→ **Problem to work on**
Report how many lines contain the word "Databases", with no other text.

[Records]

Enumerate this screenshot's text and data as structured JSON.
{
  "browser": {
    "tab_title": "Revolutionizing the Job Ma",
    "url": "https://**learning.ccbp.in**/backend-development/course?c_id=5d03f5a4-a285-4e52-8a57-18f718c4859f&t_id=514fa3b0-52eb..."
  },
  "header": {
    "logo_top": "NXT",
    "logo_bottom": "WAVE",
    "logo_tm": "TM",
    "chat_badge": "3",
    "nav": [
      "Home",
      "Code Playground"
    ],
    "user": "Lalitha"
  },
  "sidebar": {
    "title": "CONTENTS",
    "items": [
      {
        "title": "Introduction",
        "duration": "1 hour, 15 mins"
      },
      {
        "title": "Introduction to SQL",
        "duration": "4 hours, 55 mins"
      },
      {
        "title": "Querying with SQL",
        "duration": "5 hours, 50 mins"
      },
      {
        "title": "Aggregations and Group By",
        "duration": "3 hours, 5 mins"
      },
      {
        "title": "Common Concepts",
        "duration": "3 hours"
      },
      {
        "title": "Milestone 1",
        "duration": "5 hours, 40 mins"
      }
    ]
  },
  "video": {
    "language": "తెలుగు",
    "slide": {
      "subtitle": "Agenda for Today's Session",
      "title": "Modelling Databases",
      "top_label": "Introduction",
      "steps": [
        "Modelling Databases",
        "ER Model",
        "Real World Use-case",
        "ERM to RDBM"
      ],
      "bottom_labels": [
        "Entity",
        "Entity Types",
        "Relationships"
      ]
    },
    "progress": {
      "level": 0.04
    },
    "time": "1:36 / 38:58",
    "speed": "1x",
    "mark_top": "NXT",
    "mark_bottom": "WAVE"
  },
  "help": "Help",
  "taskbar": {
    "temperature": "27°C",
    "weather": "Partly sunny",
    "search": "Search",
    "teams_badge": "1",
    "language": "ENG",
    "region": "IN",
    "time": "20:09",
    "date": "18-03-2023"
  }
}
...
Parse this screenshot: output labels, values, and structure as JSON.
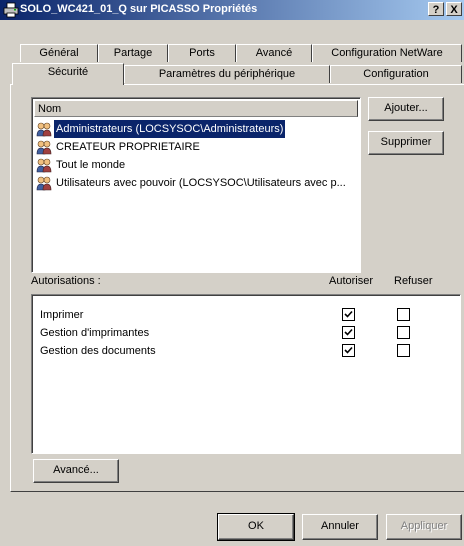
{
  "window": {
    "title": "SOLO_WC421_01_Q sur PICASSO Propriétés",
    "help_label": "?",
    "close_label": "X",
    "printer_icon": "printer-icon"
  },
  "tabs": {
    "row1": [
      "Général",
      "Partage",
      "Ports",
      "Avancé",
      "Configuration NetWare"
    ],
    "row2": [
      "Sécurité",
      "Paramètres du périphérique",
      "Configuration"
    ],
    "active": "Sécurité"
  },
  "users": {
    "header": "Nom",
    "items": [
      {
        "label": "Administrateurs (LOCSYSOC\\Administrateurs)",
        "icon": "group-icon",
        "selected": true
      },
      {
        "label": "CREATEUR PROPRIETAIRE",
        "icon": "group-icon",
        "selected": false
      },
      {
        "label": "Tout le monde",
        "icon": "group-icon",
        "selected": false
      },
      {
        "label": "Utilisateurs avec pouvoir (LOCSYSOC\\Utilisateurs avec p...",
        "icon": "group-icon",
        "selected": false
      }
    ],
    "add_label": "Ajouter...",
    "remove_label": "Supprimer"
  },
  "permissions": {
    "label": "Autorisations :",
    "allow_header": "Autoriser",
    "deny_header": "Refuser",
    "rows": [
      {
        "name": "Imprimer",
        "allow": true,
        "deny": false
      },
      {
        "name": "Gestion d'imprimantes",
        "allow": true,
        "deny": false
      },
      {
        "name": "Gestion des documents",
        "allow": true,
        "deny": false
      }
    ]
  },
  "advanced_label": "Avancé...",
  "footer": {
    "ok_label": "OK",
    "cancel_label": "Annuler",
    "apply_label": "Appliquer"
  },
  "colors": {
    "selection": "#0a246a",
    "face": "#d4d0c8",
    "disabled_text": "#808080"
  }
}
---
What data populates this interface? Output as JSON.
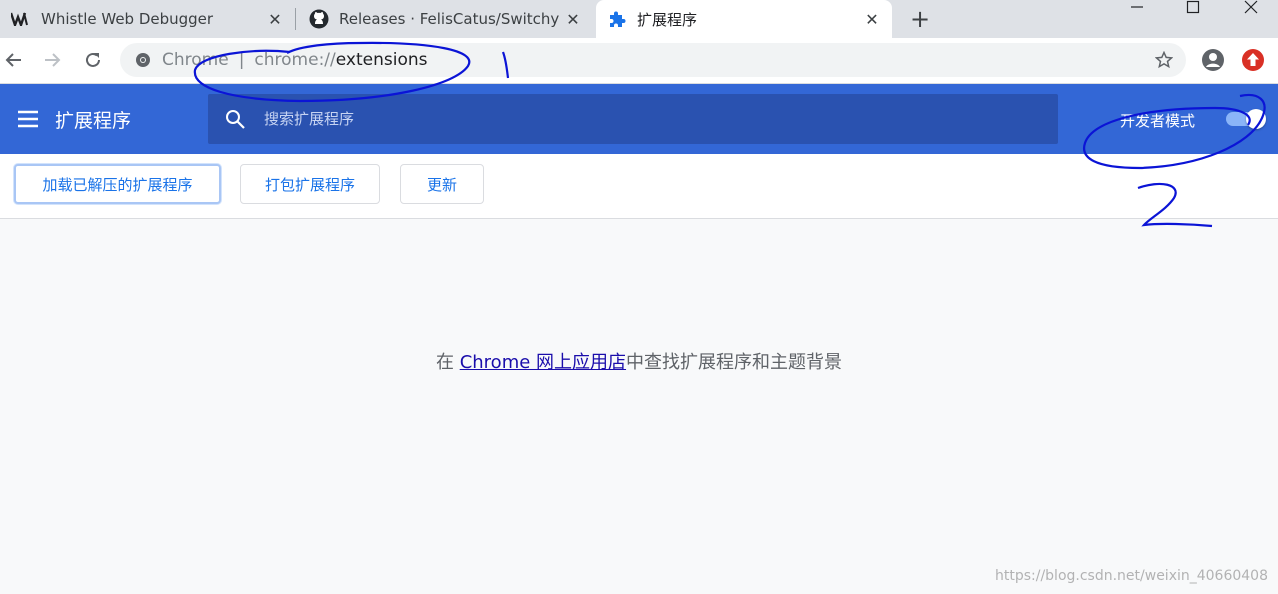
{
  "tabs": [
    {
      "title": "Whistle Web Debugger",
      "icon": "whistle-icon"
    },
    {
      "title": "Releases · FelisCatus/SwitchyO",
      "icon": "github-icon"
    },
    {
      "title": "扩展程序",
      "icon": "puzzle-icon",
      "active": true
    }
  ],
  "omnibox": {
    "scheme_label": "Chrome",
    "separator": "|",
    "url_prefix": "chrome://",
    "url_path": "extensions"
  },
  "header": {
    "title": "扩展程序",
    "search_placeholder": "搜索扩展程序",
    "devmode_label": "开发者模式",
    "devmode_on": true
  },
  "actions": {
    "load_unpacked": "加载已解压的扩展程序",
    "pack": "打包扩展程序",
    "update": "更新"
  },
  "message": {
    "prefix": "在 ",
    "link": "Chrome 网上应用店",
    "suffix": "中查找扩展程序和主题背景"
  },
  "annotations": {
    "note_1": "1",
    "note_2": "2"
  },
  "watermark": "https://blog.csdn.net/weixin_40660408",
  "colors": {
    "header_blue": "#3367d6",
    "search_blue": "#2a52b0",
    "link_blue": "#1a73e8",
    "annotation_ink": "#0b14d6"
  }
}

→ **Exercise result**
2